[Start Data]

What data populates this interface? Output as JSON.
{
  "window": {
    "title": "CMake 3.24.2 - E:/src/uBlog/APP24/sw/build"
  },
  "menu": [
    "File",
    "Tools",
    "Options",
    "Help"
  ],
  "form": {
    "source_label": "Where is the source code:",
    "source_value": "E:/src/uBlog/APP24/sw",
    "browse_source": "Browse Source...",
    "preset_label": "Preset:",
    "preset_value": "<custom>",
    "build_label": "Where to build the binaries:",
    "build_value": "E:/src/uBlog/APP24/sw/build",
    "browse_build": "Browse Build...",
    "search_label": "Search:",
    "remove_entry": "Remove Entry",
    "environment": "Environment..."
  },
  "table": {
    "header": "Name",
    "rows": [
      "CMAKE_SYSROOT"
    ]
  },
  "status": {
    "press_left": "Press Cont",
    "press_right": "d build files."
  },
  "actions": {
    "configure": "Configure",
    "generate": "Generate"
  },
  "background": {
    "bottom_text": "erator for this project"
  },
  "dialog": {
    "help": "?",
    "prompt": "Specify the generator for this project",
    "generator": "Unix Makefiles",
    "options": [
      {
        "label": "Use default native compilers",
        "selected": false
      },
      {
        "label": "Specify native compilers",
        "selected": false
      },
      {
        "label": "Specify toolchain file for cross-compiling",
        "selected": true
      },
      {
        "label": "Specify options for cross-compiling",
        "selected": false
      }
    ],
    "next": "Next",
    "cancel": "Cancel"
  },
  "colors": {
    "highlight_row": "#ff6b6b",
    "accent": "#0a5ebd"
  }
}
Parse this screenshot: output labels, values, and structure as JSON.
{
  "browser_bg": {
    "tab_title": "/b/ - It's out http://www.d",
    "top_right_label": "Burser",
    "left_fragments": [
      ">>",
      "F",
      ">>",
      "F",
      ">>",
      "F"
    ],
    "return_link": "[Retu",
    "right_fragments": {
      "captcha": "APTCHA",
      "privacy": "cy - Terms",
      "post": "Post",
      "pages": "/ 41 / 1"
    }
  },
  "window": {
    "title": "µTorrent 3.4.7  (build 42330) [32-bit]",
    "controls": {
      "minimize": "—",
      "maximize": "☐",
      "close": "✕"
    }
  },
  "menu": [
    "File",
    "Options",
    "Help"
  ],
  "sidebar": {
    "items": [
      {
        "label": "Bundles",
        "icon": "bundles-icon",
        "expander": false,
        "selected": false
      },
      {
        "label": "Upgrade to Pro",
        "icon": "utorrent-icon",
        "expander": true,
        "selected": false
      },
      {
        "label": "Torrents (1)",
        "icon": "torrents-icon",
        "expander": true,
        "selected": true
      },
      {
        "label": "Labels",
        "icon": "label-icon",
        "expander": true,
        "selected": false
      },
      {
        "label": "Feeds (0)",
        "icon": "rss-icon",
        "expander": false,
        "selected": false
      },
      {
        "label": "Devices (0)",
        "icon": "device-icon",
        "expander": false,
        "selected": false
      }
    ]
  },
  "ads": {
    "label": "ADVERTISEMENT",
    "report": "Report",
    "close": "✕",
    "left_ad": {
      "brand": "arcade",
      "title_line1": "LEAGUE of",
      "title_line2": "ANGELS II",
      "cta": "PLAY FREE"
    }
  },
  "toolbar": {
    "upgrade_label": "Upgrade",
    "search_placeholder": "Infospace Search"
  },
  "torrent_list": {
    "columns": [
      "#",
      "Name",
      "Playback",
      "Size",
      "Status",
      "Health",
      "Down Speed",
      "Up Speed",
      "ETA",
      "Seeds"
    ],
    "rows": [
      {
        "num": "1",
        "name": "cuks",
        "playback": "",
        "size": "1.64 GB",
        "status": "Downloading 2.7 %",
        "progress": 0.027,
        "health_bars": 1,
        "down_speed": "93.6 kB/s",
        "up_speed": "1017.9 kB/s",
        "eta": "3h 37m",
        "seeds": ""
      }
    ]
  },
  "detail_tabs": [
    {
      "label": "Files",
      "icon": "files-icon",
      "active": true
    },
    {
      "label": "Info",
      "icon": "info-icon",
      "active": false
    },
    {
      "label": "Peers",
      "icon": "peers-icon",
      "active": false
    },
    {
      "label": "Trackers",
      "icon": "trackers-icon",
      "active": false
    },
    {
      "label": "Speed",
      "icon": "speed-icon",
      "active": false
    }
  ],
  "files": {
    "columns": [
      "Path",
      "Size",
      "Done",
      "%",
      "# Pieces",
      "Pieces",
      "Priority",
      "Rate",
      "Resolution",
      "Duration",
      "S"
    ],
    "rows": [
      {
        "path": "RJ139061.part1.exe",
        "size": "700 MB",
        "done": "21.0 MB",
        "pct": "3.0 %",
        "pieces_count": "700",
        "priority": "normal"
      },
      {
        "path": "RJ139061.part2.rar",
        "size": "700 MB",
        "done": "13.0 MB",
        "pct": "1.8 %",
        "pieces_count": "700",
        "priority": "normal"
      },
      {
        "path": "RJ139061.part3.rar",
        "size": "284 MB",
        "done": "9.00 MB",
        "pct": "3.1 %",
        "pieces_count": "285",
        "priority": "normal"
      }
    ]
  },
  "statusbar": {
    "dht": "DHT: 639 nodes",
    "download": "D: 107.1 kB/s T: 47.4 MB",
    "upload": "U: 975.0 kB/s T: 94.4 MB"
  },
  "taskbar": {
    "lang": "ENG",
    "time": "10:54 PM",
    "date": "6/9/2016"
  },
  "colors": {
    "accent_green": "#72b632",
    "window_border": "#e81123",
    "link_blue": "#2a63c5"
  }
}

[End Data]

• Stated problem
Of the lines in the material above, state how many contain the string "uBlog"; give no other text.

• Written solution
3